### [INFORMATION SHOWN]
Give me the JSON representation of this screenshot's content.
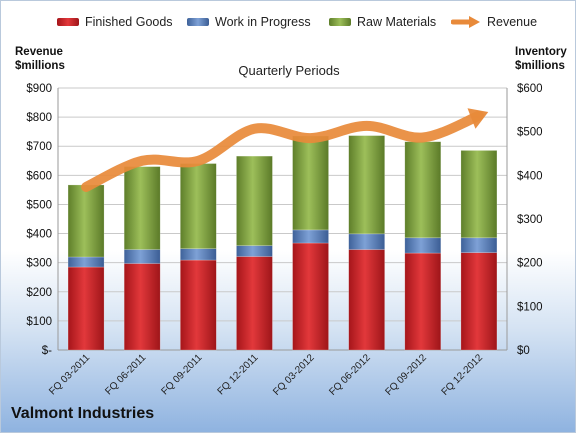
{
  "company": "Valmont Industries",
  "subtitle": "Quarterly Periods",
  "left_axis_title": [
    "Revenue",
    "$millions"
  ],
  "right_axis_title": [
    "Inventory",
    "$millions"
  ],
  "legend": [
    {
      "label": "Finished Goods",
      "color": "#d7262a",
      "kind": "bar"
    },
    {
      "label": "Work in Progress",
      "color": "#5f86c3",
      "kind": "bar"
    },
    {
      "label": "Raw Materials",
      "color": "#8db04a",
      "kind": "bar"
    },
    {
      "label": "Revenue",
      "color": "#e88a3a",
      "kind": "line"
    }
  ],
  "chart_data": {
    "type": "bar",
    "stacked": true,
    "categories": [
      "FQ 03-2011",
      "FQ 06-2011",
      "FQ 09-2011",
      "FQ 12-2011",
      "FQ 03-2012",
      "FQ 06-2012",
      "FQ 09-2012",
      "FQ 12-2012"
    ],
    "series": [
      {
        "name": "Finished Goods",
        "axis": "right",
        "color": "#d7262a",
        "values": [
          190,
          198,
          206,
          214,
          245,
          230,
          222,
          223
        ]
      },
      {
        "name": "Work in Progress",
        "axis": "right",
        "color": "#5f86c3",
        "values": [
          23,
          32,
          26,
          25,
          30,
          36,
          35,
          34
        ]
      },
      {
        "name": "Raw Materials",
        "axis": "right",
        "color": "#8db04a",
        "values": [
          165,
          190,
          195,
          205,
          215,
          225,
          220,
          200
        ]
      },
      {
        "name": "Revenue",
        "axis": "left",
        "type": "line",
        "color": "#e88a3a",
        "values": [
          560,
          650,
          650,
          760,
          728,
          770,
          730,
          805
        ]
      }
    ],
    "y_left": {
      "min": 0,
      "max": 900,
      "step": 100,
      "tick_labels": [
        "$-",
        "$100",
        "$200",
        "$300",
        "$400",
        "$500",
        "$600",
        "$700",
        "$800",
        "$900"
      ]
    },
    "y_right": {
      "min": 0,
      "max": 600,
      "step": 100,
      "tick_labels": [
        "$0",
        "$100",
        "$200",
        "$300",
        "$400",
        "$500",
        "$600"
      ]
    },
    "grid": true,
    "legend_position": "top"
  }
}
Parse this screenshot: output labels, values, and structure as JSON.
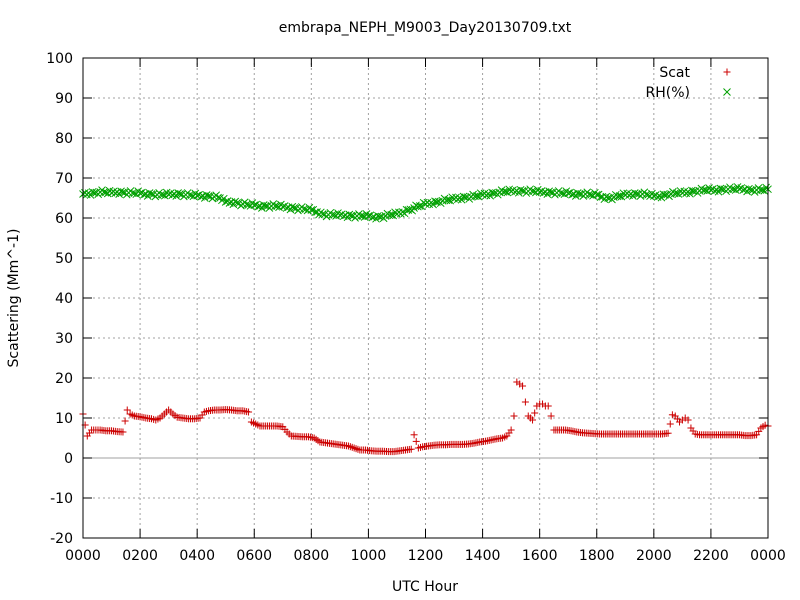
{
  "chart_data": {
    "type": "scatter",
    "title": "embrapa_NEPH_M9003_Day20130709.txt",
    "xlabel": "UTC Hour",
    "ylabel": "Scattering (Mm^-1)",
    "xlim": [
      0,
      2400
    ],
    "ylim": [
      -20,
      100
    ],
    "grid": true,
    "legend_position": "top-right",
    "zero_line": true,
    "x_ticks": [
      "0000",
      "0200",
      "0400",
      "0600",
      "0800",
      "1000",
      "1200",
      "1400",
      "1600",
      "1800",
      "2000",
      "2200",
      "0000"
    ],
    "y_ticks": [
      "-20",
      "-10",
      "0",
      "10",
      "20",
      "30",
      "40",
      "50",
      "60",
      "70",
      "80",
      "90",
      "100"
    ],
    "series": [
      {
        "name": "Scat",
        "marker": "plus",
        "color": "#cc0000",
        "points": [
          [
            0,
            11
          ],
          [
            15,
            5.5
          ],
          [
            30,
            7
          ],
          [
            45,
            7
          ],
          [
            60,
            7
          ],
          [
            80,
            6.8
          ],
          [
            100,
            6.8
          ],
          [
            120,
            6.6
          ],
          [
            140,
            6.5
          ],
          [
            155,
            12
          ],
          [
            165,
            11
          ],
          [
            180,
            10.5
          ],
          [
            200,
            10.3
          ],
          [
            220,
            10
          ],
          [
            240,
            9.8
          ],
          [
            255,
            9.5
          ],
          [
            270,
            10
          ],
          [
            285,
            11
          ],
          [
            300,
            12
          ],
          [
            315,
            11
          ],
          [
            330,
            10.2
          ],
          [
            350,
            10
          ],
          [
            370,
            9.8
          ],
          [
            390,
            9.8
          ],
          [
            410,
            10
          ],
          [
            425,
            11.5
          ],
          [
            440,
            11.8
          ],
          [
            460,
            12
          ],
          [
            480,
            12
          ],
          [
            500,
            12.1
          ],
          [
            520,
            12
          ],
          [
            540,
            11.8
          ],
          [
            560,
            11.8
          ],
          [
            580,
            11.5
          ],
          [
            590,
            9
          ],
          [
            605,
            8.5
          ],
          [
            620,
            8
          ],
          [
            640,
            8
          ],
          [
            660,
            8
          ],
          [
            680,
            8
          ],
          [
            700,
            7.8
          ],
          [
            715,
            6.5
          ],
          [
            730,
            5.5
          ],
          [
            750,
            5.4
          ],
          [
            770,
            5.3
          ],
          [
            790,
            5.3
          ],
          [
            810,
            5
          ],
          [
            830,
            4
          ],
          [
            850,
            3.8
          ],
          [
            870,
            3.6
          ],
          [
            890,
            3.4
          ],
          [
            910,
            3.2
          ],
          [
            930,
            3
          ],
          [
            950,
            2.5
          ],
          [
            970,
            2
          ],
          [
            990,
            2
          ],
          [
            1010,
            1.8
          ],
          [
            1030,
            1.7
          ],
          [
            1050,
            1.7
          ],
          [
            1070,
            1.6
          ],
          [
            1090,
            1.6
          ],
          [
            1110,
            1.8
          ],
          [
            1130,
            2
          ],
          [
            1150,
            2.2
          ],
          [
            1160,
            5.8
          ],
          [
            1175,
            2.5
          ],
          [
            1190,
            2.8
          ],
          [
            1210,
            3
          ],
          [
            1230,
            3.2
          ],
          [
            1250,
            3.3
          ],
          [
            1270,
            3.3
          ],
          [
            1290,
            3.4
          ],
          [
            1310,
            3.4
          ],
          [
            1330,
            3.4
          ],
          [
            1350,
            3.5
          ],
          [
            1370,
            3.7
          ],
          [
            1390,
            4
          ],
          [
            1410,
            4.2
          ],
          [
            1430,
            4.5
          ],
          [
            1450,
            4.8
          ],
          [
            1470,
            5
          ],
          [
            1485,
            5.5
          ],
          [
            1500,
            7
          ],
          [
            1510,
            10.5
          ],
          [
            1520,
            19
          ],
          [
            1530,
            18.5
          ],
          [
            1540,
            18
          ],
          [
            1550,
            14
          ],
          [
            1560,
            10.5
          ],
          [
            1575,
            9.5
          ],
          [
            1590,
            13
          ],
          [
            1600,
            13.5
          ],
          [
            1610,
            13.5
          ],
          [
            1620,
            13
          ],
          [
            1630,
            13
          ],
          [
            1640,
            10.5
          ],
          [
            1650,
            7
          ],
          [
            1670,
            7
          ],
          [
            1690,
            7
          ],
          [
            1710,
            6.8
          ],
          [
            1730,
            6.5
          ],
          [
            1750,
            6.3
          ],
          [
            1770,
            6.2
          ],
          [
            1790,
            6.1
          ],
          [
            1810,
            6
          ],
          [
            1830,
            6
          ],
          [
            1850,
            6
          ],
          [
            1870,
            6
          ],
          [
            1890,
            6
          ],
          [
            1910,
            6
          ],
          [
            1930,
            6
          ],
          [
            1950,
            6
          ],
          [
            1970,
            6
          ],
          [
            1990,
            6
          ],
          [
            2010,
            6
          ],
          [
            2030,
            6
          ],
          [
            2050,
            6.2
          ],
          [
            2065,
            10.8
          ],
          [
            2075,
            10.5
          ],
          [
            2090,
            9
          ],
          [
            2100,
            9.5
          ],
          [
            2110,
            10
          ],
          [
            2120,
            9.5
          ],
          [
            2130,
            7.5
          ],
          [
            2145,
            6
          ],
          [
            2160,
            5.8
          ],
          [
            2180,
            5.8
          ],
          [
            2200,
            5.8
          ],
          [
            2220,
            5.8
          ],
          [
            2240,
            5.8
          ],
          [
            2260,
            5.8
          ],
          [
            2280,
            5.8
          ],
          [
            2300,
            5.8
          ],
          [
            2320,
            5.6
          ],
          [
            2340,
            5.6
          ],
          [
            2360,
            5.8
          ],
          [
            2375,
            7.5
          ],
          [
            2390,
            8.2
          ],
          [
            2400,
            8
          ]
        ]
      },
      {
        "name": "RH(%)",
        "marker": "cross",
        "color": "#00a000",
        "points": [
          [
            0,
            66
          ],
          [
            20,
            66.2
          ],
          [
            40,
            66.3
          ],
          [
            60,
            66.5
          ],
          [
            80,
            66.4
          ],
          [
            100,
            66.3
          ],
          [
            120,
            66.5
          ],
          [
            140,
            66.4
          ],
          [
            160,
            66.3
          ],
          [
            180,
            66.2
          ],
          [
            200,
            66.2
          ],
          [
            220,
            66
          ],
          [
            240,
            66
          ],
          [
            260,
            65.8
          ],
          [
            280,
            65.8
          ],
          [
            300,
            65.9
          ],
          [
            320,
            66
          ],
          [
            340,
            66
          ],
          [
            360,
            65.8
          ],
          [
            380,
            65.7
          ],
          [
            400,
            65.6
          ],
          [
            420,
            65.5
          ],
          [
            440,
            65.5
          ],
          [
            460,
            65.3
          ],
          [
            480,
            65
          ],
          [
            500,
            64
          ],
          [
            520,
            64
          ],
          [
            540,
            63.8
          ],
          [
            560,
            63.5
          ],
          [
            580,
            63.3
          ],
          [
            600,
            63.2
          ],
          [
            620,
            63
          ],
          [
            640,
            63
          ],
          [
            660,
            63
          ],
          [
            680,
            63
          ],
          [
            700,
            62.8
          ],
          [
            720,
            62.7
          ],
          [
            740,
            62.5
          ],
          [
            760,
            62.3
          ],
          [
            780,
            62.2
          ],
          [
            800,
            62
          ],
          [
            820,
            61.5
          ],
          [
            840,
            61
          ],
          [
            860,
            60.8
          ],
          [
            880,
            60.8
          ],
          [
            900,
            60.7
          ],
          [
            920,
            60.7
          ],
          [
            940,
            60.6
          ],
          [
            960,
            60.5
          ],
          [
            980,
            60.5
          ],
          [
            1000,
            60.5
          ],
          [
            1020,
            60.3
          ],
          [
            1040,
            60.3
          ],
          [
            1060,
            60.5
          ],
          [
            1080,
            60.8
          ],
          [
            1100,
            61
          ],
          [
            1120,
            61.5
          ],
          [
            1140,
            62
          ],
          [
            1160,
            62.5
          ],
          [
            1180,
            63
          ],
          [
            1200,
            63.5
          ],
          [
            1220,
            63.8
          ],
          [
            1240,
            64
          ],
          [
            1260,
            64.3
          ],
          [
            1280,
            64.5
          ],
          [
            1300,
            64.8
          ],
          [
            1320,
            65
          ],
          [
            1340,
            65.2
          ],
          [
            1360,
            65.3
          ],
          [
            1380,
            65.5
          ],
          [
            1400,
            65.8
          ],
          [
            1420,
            66
          ],
          [
            1440,
            66.2
          ],
          [
            1460,
            66.4
          ],
          [
            1480,
            66.6
          ],
          [
            1500,
            66.7
          ],
          [
            1520,
            66.8
          ],
          [
            1540,
            66.8
          ],
          [
            1560,
            66.7
          ],
          [
            1580,
            66.7
          ],
          [
            1600,
            66.5
          ],
          [
            1620,
            66.5
          ],
          [
            1640,
            66.4
          ],
          [
            1660,
            66.3
          ],
          [
            1680,
            66.2
          ],
          [
            1700,
            66.2
          ],
          [
            1720,
            66
          ],
          [
            1740,
            66
          ],
          [
            1760,
            66
          ],
          [
            1780,
            65.8
          ],
          [
            1800,
            65.8
          ],
          [
            1820,
            65.3
          ],
          [
            1840,
            65
          ],
          [
            1860,
            65.2
          ],
          [
            1880,
            65.5
          ],
          [
            1900,
            65.8
          ],
          [
            1920,
            66
          ],
          [
            1940,
            66
          ],
          [
            1960,
            66
          ],
          [
            1980,
            65.8
          ],
          [
            2000,
            65.5
          ],
          [
            2020,
            65.5
          ],
          [
            2040,
            65.8
          ],
          [
            2060,
            66
          ],
          [
            2080,
            66.2
          ],
          [
            2100,
            66.3
          ],
          [
            2120,
            66.5
          ],
          [
            2140,
            66.7
          ],
          [
            2160,
            66.8
          ],
          [
            2180,
            67
          ],
          [
            2200,
            67
          ],
          [
            2220,
            67
          ],
          [
            2240,
            67.2
          ],
          [
            2260,
            67.2
          ],
          [
            2280,
            67.2
          ],
          [
            2300,
            67.3
          ],
          [
            2320,
            67.2
          ],
          [
            2340,
            67
          ],
          [
            2360,
            67
          ],
          [
            2380,
            67
          ],
          [
            2400,
            67.2
          ]
        ]
      }
    ]
  }
}
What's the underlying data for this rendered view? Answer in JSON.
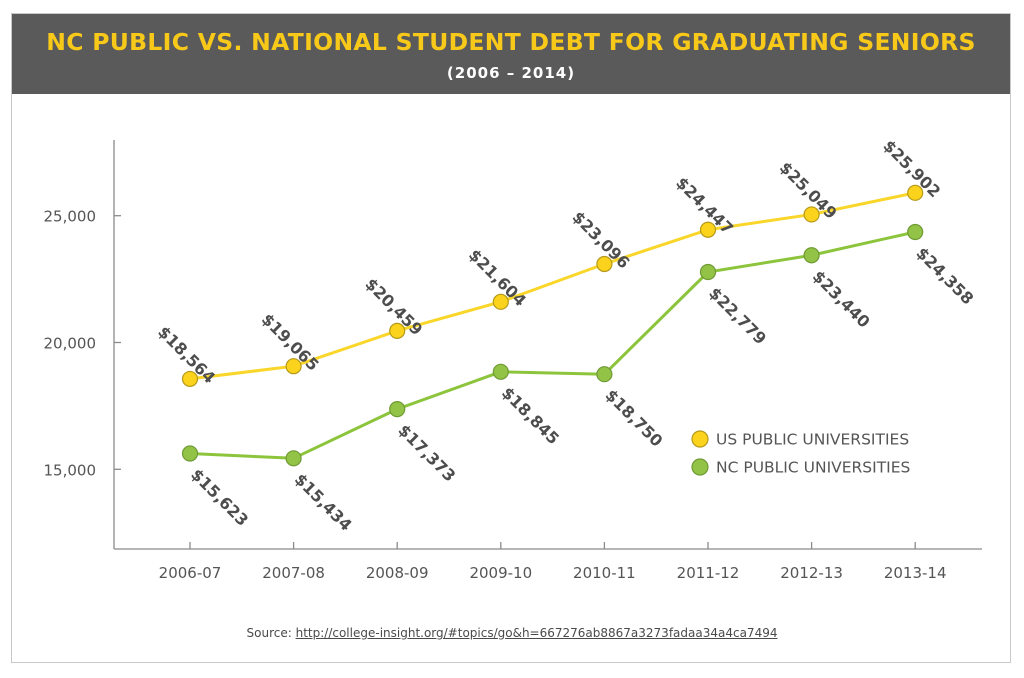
{
  "header": {
    "title": "NC PUBLIC VS. NATIONAL STUDENT DEBT FOR GRADUATING SENIORS",
    "subtitle": "(2006 – 2014)"
  },
  "source": {
    "label": "Source:",
    "url": "http://college-insight.org/#topics/go&h=667276ab8867a3273fadaa34a4ca7494"
  },
  "colors": {
    "header_bg": "#5a5a5a",
    "title": "#f9c91a",
    "us_line": "#f9d629",
    "us_marker": "#fbd21c",
    "nc_line": "#8cc43c",
    "nc_marker": "#93c346",
    "label_text": "#4d4d4d"
  },
  "chart_data": {
    "type": "line",
    "categories": [
      "2006-07",
      "2007-08",
      "2008-09",
      "2009-10",
      "2010-11",
      "2011-12",
      "2012-13",
      "2013-14"
    ],
    "ylim": [
      12000,
      28000
    ],
    "yticks": [
      15000,
      20000,
      25000
    ],
    "ytick_labels": [
      "15,000",
      "20,000",
      "25,000"
    ],
    "grid": false,
    "legend_position": "right",
    "series": [
      {
        "name": "US PUBLIC UNIVERSITIES",
        "values": [
          18564,
          19065,
          20459,
          21604,
          23096,
          24447,
          25049,
          25902
        ],
        "labels": [
          "$18,564",
          "$19,065",
          "$20,459",
          "$21,604",
          "$23,096",
          "$24,447",
          "$25,049",
          "$25,902"
        ]
      },
      {
        "name": "NC PUBLIC UNIVERSITIES",
        "values": [
          15623,
          15434,
          17373,
          18845,
          18750,
          22779,
          23440,
          24358
        ],
        "labels": [
          "$15,623",
          "$15,434",
          "$17,373",
          "$18,845",
          "$18,750",
          "$22,779",
          "$23,440",
          "$24,358"
        ]
      }
    ]
  }
}
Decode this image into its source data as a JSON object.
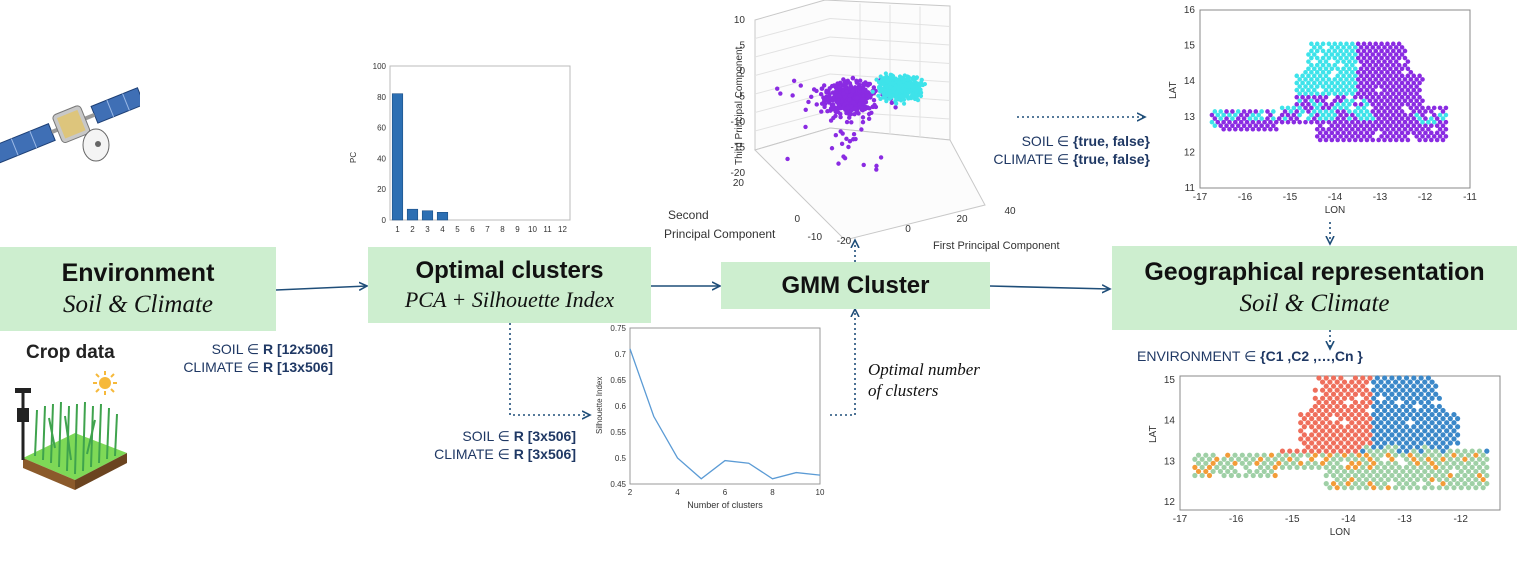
{
  "boxes": {
    "environment": {
      "title": "Environment",
      "subtitle": "Soil & Climate"
    },
    "optimal": {
      "title": "Optimal clusters",
      "subtitle": "PCA + Silhouette Index"
    },
    "gmm": {
      "title": "GMM Cluster"
    },
    "geo": {
      "title": "Geographical representation",
      "subtitle": "Soil & Climate"
    }
  },
  "labels": {
    "crop_data": "Crop data",
    "optimal_number": "Optimal number",
    "of_clusters": "of clusters"
  },
  "dims": {
    "in_soil_pre": "SOIL ∈ ",
    "in_soil_set": "R",
    "in_soil_post": " [12x506]",
    "in_climate_pre": "CLIMATE ∈ ",
    "in_climate_set": "R",
    "in_climate_post": " [13x506]",
    "pca_soil_pre": "SOIL ∈ ",
    "pca_soil_set": "R",
    "pca_soil_post": " [3x506]",
    "pca_climate_pre": "CLIMATE ∈ ",
    "pca_climate_set": "R",
    "pca_climate_post": " [3x506]",
    "bool_soil_pre": "SOIL ∈ ",
    "bool_soil_set": "{true, false}",
    "bool_climate_pre": "CLIMATE ∈ ",
    "bool_climate_set": "{true, false}",
    "env_pre": "ENVIRONMENT ∈ ",
    "env_set": "{C1 ,C2 ,…,Cn }"
  },
  "icons": {
    "satellite": "satellite-icon",
    "crop": "crop-field-icon",
    "sun": "sun-icon"
  },
  "colors": {
    "box_fill": "#cdeecf",
    "arrow": "#1f4e79",
    "bar": "#2c6fb3",
    "line": "#5b9bd5",
    "purple": "#8a2be2",
    "cyan": "#3ee3ea",
    "c_red": "#ef6f5c",
    "c_blue": "#3b88c9",
    "c_green": "#9fd0a6",
    "c_orange": "#f39c38"
  },
  "chart_data": [
    {
      "type": "bar",
      "categories": [
        "1",
        "2",
        "3",
        "4",
        "5",
        "6",
        "7",
        "8",
        "9",
        "10",
        "11",
        "12"
      ],
      "values": [
        82,
        7,
        6,
        5,
        0,
        0,
        0,
        0,
        0,
        0,
        0,
        0
      ],
      "ylabel": "PC",
      "yticks": [
        "0",
        "20",
        "40",
        "60",
        "80",
        "100"
      ],
      "ylim": [
        0,
        100
      ]
    },
    {
      "type": "scatter",
      "dimensions": 3,
      "xlabel": "First Principal Component",
      "ylabel_line1": "Second",
      "ylabel_line2": "Principal Component",
      "zlabel": "Third Principal Component",
      "xticks": [
        "-20",
        "0",
        "20",
        "40"
      ],
      "yticks": [
        "20",
        "0",
        "-10"
      ],
      "zticks": [
        "10",
        "5",
        "0",
        "-5",
        "-10",
        "-15",
        "-20"
      ],
      "series": [
        {
          "color": "#8a2be2",
          "center": [
            -5,
            0,
            -6
          ]
        },
        {
          "color": "#3ee3ea",
          "center": [
            12,
            0,
            -3
          ]
        }
      ]
    },
    {
      "type": "scatter",
      "xlabel": "LON",
      "ylabel": "LAT",
      "xlim": [
        -17,
        -11
      ],
      "ylim": [
        11,
        16
      ],
      "xticks": [
        "-17",
        "-16",
        "-15",
        "-14",
        "-13",
        "-12",
        "-11"
      ],
      "yticks": [
        "16",
        "15",
        "14",
        "13",
        "12",
        "11"
      ],
      "series": [
        {
          "color": "#8a2be2"
        },
        {
          "color": "#3ee3ea"
        }
      ]
    },
    {
      "type": "line",
      "x": [
        2,
        3,
        4,
        5,
        6,
        7,
        8,
        9,
        10
      ],
      "values": [
        0.71,
        0.58,
        0.5,
        0.46,
        0.495,
        0.49,
        0.46,
        0.472,
        0.467
      ],
      "xlabel": "Number of clusters",
      "ylabel": "Silhouette Index",
      "xticks": [
        "2",
        "4",
        "6",
        "8",
        "10"
      ],
      "yticks": [
        "0.75",
        "0.7",
        "0.65",
        "0.6",
        "0.55",
        "0.5",
        "0.45"
      ],
      "xlim": [
        2,
        10
      ],
      "ylim": [
        0.45,
        0.75
      ]
    },
    {
      "type": "scatter",
      "xlabel": "LON",
      "ylabel": "LAT",
      "xlim": [
        -17,
        -11.3
      ],
      "ylim": [
        11.8,
        15.1
      ],
      "xticks": [
        "-17",
        "-16",
        "-15",
        "-14",
        "-13",
        "-12"
      ],
      "yticks": [
        "15",
        "14",
        "13",
        "12"
      ],
      "series": [
        {
          "color": "#ef6f5c"
        },
        {
          "color": "#3b88c9"
        },
        {
          "color": "#9fd0a6"
        },
        {
          "color": "#f39c38"
        }
      ]
    }
  ]
}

### [PROBLEM STATEMENT]
In the listing, find every line containing the word "Silhouette" and list it.

### [WRITTEN REPLY]
      "subtitle": "PCA + Silhouette Index"
      "ylabel": "Silhouette Index",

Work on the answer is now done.